--- Material ---

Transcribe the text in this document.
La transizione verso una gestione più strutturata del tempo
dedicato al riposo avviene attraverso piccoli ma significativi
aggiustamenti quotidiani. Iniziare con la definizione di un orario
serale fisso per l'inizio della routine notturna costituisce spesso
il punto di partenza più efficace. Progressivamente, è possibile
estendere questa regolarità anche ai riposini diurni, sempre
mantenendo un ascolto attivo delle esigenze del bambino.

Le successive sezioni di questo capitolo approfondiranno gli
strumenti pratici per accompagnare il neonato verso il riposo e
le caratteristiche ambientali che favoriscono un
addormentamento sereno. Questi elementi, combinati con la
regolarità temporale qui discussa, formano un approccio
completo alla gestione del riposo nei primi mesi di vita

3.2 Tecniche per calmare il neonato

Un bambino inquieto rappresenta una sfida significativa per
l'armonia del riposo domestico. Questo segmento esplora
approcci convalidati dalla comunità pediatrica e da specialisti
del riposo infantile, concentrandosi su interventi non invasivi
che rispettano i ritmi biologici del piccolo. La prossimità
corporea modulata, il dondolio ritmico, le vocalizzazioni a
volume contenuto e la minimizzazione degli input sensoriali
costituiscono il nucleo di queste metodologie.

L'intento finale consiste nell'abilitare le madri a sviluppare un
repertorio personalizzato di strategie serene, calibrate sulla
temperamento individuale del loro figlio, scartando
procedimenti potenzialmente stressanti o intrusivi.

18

---

_Directive_
Read through the entries and copy each line in which "riposo" appears.

_Task response_
dedicato al riposo avviene attraverso piccoli ma significativi
strumenti pratici per accompagnare il neonato verso il riposo e
completo alla gestione del riposo nei primi mesi di vita
l'armonia del riposo domestico. Questo segmento esplora
del riposo infantile, concentrandosi su interventi non invasivi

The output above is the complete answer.